(Set exercise): Transcribe the records below exactly as they appear.

(Material to process):

--- --- ---

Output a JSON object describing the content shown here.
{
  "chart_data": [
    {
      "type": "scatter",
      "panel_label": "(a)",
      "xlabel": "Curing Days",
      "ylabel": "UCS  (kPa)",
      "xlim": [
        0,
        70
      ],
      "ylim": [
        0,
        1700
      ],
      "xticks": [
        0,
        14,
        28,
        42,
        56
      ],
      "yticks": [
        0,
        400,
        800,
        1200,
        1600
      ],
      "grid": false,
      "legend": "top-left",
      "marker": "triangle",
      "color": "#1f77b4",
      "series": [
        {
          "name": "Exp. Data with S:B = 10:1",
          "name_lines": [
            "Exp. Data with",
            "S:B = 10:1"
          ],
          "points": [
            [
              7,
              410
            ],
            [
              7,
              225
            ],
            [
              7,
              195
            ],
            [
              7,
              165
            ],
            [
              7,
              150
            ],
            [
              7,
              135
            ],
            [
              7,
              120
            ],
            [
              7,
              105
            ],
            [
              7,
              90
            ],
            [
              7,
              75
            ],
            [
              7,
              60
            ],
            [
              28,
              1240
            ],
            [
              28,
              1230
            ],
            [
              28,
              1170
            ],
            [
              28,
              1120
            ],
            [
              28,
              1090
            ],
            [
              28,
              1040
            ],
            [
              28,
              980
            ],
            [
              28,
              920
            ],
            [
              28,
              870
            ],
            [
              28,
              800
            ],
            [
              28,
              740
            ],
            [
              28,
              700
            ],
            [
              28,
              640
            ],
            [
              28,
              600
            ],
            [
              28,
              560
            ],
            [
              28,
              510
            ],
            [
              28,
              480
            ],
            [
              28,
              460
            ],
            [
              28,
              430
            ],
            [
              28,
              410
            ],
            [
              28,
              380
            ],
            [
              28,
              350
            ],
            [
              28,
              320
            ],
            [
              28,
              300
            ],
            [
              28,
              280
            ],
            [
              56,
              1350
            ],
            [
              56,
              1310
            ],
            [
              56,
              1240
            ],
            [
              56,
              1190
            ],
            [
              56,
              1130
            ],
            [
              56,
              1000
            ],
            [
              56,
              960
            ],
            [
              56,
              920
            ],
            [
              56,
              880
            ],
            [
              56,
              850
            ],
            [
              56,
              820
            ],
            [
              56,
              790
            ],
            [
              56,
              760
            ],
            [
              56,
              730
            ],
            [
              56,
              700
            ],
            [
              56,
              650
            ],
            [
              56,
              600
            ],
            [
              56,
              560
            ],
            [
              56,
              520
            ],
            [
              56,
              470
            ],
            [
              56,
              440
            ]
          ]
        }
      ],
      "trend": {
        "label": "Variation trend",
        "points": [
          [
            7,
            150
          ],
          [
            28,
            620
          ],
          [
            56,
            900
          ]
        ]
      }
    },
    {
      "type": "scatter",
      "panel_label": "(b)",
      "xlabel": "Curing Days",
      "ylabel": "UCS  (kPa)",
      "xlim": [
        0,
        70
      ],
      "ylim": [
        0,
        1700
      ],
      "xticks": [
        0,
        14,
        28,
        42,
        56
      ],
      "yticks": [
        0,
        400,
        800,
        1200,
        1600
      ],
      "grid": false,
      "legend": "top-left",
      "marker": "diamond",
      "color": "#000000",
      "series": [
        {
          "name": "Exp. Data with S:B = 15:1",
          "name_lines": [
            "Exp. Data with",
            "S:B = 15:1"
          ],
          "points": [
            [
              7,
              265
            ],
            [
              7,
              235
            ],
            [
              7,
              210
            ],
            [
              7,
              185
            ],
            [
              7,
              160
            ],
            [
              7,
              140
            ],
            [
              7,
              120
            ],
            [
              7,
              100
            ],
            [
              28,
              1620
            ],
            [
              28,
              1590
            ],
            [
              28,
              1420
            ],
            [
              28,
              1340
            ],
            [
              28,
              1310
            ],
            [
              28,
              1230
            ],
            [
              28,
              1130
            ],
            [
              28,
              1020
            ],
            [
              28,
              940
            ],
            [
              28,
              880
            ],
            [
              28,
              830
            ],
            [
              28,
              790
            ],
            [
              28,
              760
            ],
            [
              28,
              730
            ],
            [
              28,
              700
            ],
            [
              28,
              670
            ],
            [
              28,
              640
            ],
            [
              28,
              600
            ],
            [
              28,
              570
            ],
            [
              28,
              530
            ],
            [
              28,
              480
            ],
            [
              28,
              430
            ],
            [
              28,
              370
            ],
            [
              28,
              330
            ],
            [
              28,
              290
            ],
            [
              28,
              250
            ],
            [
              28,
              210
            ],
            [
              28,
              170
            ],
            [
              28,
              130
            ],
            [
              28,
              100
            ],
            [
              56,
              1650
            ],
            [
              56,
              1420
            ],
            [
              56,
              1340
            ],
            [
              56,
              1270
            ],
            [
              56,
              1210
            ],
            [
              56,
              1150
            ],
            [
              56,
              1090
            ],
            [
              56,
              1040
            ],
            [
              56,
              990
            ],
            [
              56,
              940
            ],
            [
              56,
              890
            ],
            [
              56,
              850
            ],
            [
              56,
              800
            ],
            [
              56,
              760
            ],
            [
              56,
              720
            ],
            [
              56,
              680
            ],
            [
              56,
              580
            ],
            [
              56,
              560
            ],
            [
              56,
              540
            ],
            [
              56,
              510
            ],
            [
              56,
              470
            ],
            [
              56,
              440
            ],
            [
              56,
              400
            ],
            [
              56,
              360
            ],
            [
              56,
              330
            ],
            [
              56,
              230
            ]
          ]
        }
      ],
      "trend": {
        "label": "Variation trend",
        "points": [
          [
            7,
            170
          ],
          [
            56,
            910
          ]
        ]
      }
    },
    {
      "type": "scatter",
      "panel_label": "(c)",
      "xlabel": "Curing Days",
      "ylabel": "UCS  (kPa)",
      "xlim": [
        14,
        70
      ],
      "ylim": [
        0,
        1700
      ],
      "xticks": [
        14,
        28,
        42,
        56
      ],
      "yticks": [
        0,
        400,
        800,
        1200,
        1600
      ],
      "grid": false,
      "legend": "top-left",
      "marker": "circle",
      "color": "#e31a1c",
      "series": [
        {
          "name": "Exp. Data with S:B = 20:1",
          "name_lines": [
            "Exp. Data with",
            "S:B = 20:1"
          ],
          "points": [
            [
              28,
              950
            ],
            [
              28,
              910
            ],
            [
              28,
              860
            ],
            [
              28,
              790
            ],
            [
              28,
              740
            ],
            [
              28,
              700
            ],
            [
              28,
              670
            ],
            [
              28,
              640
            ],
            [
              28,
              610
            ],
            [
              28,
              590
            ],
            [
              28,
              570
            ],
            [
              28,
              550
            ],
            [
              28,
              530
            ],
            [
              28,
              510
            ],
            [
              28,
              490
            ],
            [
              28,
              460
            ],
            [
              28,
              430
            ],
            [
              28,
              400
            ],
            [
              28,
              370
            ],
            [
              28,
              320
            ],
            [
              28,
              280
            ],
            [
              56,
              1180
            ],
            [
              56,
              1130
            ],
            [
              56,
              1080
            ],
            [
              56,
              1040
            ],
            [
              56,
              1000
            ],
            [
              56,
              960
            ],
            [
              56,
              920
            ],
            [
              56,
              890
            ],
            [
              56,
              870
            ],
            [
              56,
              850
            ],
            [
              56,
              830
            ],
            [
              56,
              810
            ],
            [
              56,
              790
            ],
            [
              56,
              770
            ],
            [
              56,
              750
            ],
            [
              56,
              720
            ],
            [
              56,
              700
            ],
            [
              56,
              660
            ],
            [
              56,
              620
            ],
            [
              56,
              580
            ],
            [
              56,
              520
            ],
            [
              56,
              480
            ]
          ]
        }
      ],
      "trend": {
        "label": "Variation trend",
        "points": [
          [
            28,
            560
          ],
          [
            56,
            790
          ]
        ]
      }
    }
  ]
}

--- --- ---

(Reply):
Output a JSON object describing the content shown here.
{
  "chart_data": [
    {
      "type": "scatter",
      "panel_label": "(a)",
      "xlabel": "Curing Days",
      "ylabel": "UCS  (kPa)",
      "xlim": [
        0,
        70
      ],
      "ylim": [
        0,
        1700
      ],
      "xticks": [
        0,
        14,
        28,
        42,
        56
      ],
      "yticks": [
        0,
        400,
        800,
        1200,
        1600
      ],
      "grid": false,
      "legend": "top-left",
      "marker": "triangle",
      "color": "#1f77b4",
      "series": [
        {
          "name": "Exp. Data with S:B = 10:1",
          "name_lines": [
            "Exp. Data with",
            "S:B = 10:1"
          ],
          "points": [
            [
              7,
              410
            ],
            [
              7,
              225
            ],
            [
              7,
              195
            ],
            [
              7,
              165
            ],
            [
              7,
              150
            ],
            [
              7,
              135
            ],
            [
              7,
              120
            ],
            [
              7,
              105
            ],
            [
              7,
              90
            ],
            [
              7,
              75
            ],
            [
              7,
              60
            ],
            [
              28,
              1240
            ],
            [
              28,
              1230
            ],
            [
              28,
              1170
            ],
            [
              28,
              1120
            ],
            [
              28,
              1090
            ],
            [
              28,
              1040
            ],
            [
              28,
              980
            ],
            [
              28,
              920
            ],
            [
              28,
              870
            ],
            [
              28,
              800
            ],
            [
              28,
              740
            ],
            [
              28,
              700
            ],
            [
              28,
              640
            ],
            [
              28,
              600
            ],
            [
              28,
              560
            ],
            [
              28,
              510
            ],
            [
              28,
              480
            ],
            [
              28,
              460
            ],
            [
              28,
              430
            ],
            [
              28,
              410
            ],
            [
              28,
              380
            ],
            [
              28,
              350
            ],
            [
              28,
              320
            ],
            [
              28,
              300
            ],
            [
              28,
              280
            ],
            [
              56,
              1350
            ],
            [
              56,
              1310
            ],
            [
              56,
              1240
            ],
            [
              56,
              1190
            ],
            [
              56,
              1130
            ],
            [
              56,
              1000
            ],
            [
              56,
              960
            ],
            [
              56,
              920
            ],
            [
              56,
              880
            ],
            [
              56,
              850
            ],
            [
              56,
              820
            ],
            [
              56,
              790
            ],
            [
              56,
              760
            ],
            [
              56,
              730
            ],
            [
              56,
              700
            ],
            [
              56,
              650
            ],
            [
              56,
              600
            ],
            [
              56,
              560
            ],
            [
              56,
              520
            ],
            [
              56,
              470
            ],
            [
              56,
              440
            ]
          ]
        }
      ],
      "trend": {
        "label": "Variation trend",
        "points": [
          [
            7,
            150
          ],
          [
            28,
            620
          ],
          [
            56,
            900
          ]
        ]
      }
    },
    {
      "type": "scatter",
      "panel_label": "(b)",
      "xlabel": "Curing Days",
      "ylabel": "UCS  (kPa)",
      "xlim": [
        0,
        70
      ],
      "ylim": [
        0,
        1700
      ],
      "xticks": [
        0,
        14,
        28,
        42,
        56
      ],
      "yticks": [
        0,
        400,
        800,
        1200,
        1600
      ],
      "grid": false,
      "legend": "top-left",
      "marker": "diamond",
      "color": "#000000",
      "series": [
        {
          "name": "Exp. Data with S:B = 15:1",
          "name_lines": [
            "Exp. Data with",
            "S:B = 15:1"
          ],
          "points": [
            [
              7,
              265
            ],
            [
              7,
              235
            ],
            [
              7,
              210
            ],
            [
              7,
              185
            ],
            [
              7,
              160
            ],
            [
              7,
              140
            ],
            [
              7,
              120
            ],
            [
              7,
              100
            ],
            [
              28,
              1620
            ],
            [
              28,
              1590
            ],
            [
              28,
              1420
            ],
            [
              28,
              1340
            ],
            [
              28,
              1310
            ],
            [
              28,
              1230
            ],
            [
              28,
              1130
            ],
            [
              28,
              1020
            ],
            [
              28,
              940
            ],
            [
              28,
              880
            ],
            [
              28,
              830
            ],
            [
              28,
              790
            ],
            [
              28,
              760
            ],
            [
              28,
              730
            ],
            [
              28,
              700
            ],
            [
              28,
              670
            ],
            [
              28,
              640
            ],
            [
              28,
              600
            ],
            [
              28,
              570
            ],
            [
              28,
              530
            ],
            [
              28,
              480
            ],
            [
              28,
              430
            ],
            [
              28,
              370
            ],
            [
              28,
              330
            ],
            [
              28,
              290
            ],
            [
              28,
              250
            ],
            [
              28,
              210
            ],
            [
              28,
              170
            ],
            [
              28,
              130
            ],
            [
              28,
              100
            ],
            [
              56,
              1650
            ],
            [
              56,
              1420
            ],
            [
              56,
              1340
            ],
            [
              56,
              1270
            ],
            [
              56,
              1210
            ],
            [
              56,
              1150
            ],
            [
              56,
              1090
            ],
            [
              56,
              1040
            ],
            [
              56,
              990
            ],
            [
              56,
              940
            ],
            [
              56,
              890
            ],
            [
              56,
              850
            ],
            [
              56,
              800
            ],
            [
              56,
              760
            ],
            [
              56,
              720
            ],
            [
              56,
              680
            ],
            [
              56,
              580
            ],
            [
              56,
              560
            ],
            [
              56,
              540
            ],
            [
              56,
              510
            ],
            [
              56,
              470
            ],
            [
              56,
              440
            ],
            [
              56,
              400
            ],
            [
              56,
              360
            ],
            [
              56,
              330
            ],
            [
              56,
              230
            ]
          ]
        }
      ],
      "trend": {
        "label": "Variation trend",
        "points": [
          [
            7,
            170
          ],
          [
            56,
            910
          ]
        ]
      }
    },
    {
      "type": "scatter",
      "panel_label": "(c)",
      "xlabel": "Curing Days",
      "ylabel": "UCS  (kPa)",
      "xlim": [
        14,
        70
      ],
      "ylim": [
        0,
        1700
      ],
      "xticks": [
        14,
        28,
        42,
        56
      ],
      "yticks": [
        0,
        400,
        800,
        1200,
        1600
      ],
      "grid": false,
      "legend": "top-left",
      "marker": "circle",
      "color": "#e31a1c",
      "series": [
        {
          "name": "Exp. Data with S:B = 20:1",
          "name_lines": [
            "Exp. Data with",
            "S:B = 20:1"
          ],
          "points": [
            [
              28,
              950
            ],
            [
              28,
              910
            ],
            [
              28,
              860
            ],
            [
              28,
              790
            ],
            [
              28,
              740
            ],
            [
              28,
              700
            ],
            [
              28,
              670
            ],
            [
              28,
              640
            ],
            [
              28,
              610
            ],
            [
              28,
              590
            ],
            [
              28,
              570
            ],
            [
              28,
              550
            ],
            [
              28,
              530
            ],
            [
              28,
              510
            ],
            [
              28,
              490
            ],
            [
              28,
              460
            ],
            [
              28,
              430
            ],
            [
              28,
              400
            ],
            [
              28,
              370
            ],
            [
              28,
              320
            ],
            [
              28,
              280
            ],
            [
              56,
              1180
            ],
            [
              56,
              1130
            ],
            [
              56,
              1080
            ],
            [
              56,
              1040
            ],
            [
              56,
              1000
            ],
            [
              56,
              960
            ],
            [
              56,
              920
            ],
            [
              56,
              890
            ],
            [
              56,
              870
            ],
            [
              56,
              850
            ],
            [
              56,
              830
            ],
            [
              56,
              810
            ],
            [
              56,
              790
            ],
            [
              56,
              770
            ],
            [
              56,
              750
            ],
            [
              56,
              720
            ],
            [
              56,
              700
            ],
            [
              56,
              660
            ],
            [
              56,
              620
            ],
            [
              56,
              580
            ],
            [
              56,
              520
            ],
            [
              56,
              480
            ]
          ]
        }
      ],
      "trend": {
        "label": "Variation trend",
        "points": [
          [
            28,
            560
          ],
          [
            56,
            790
          ]
        ]
      }
    }
  ]
}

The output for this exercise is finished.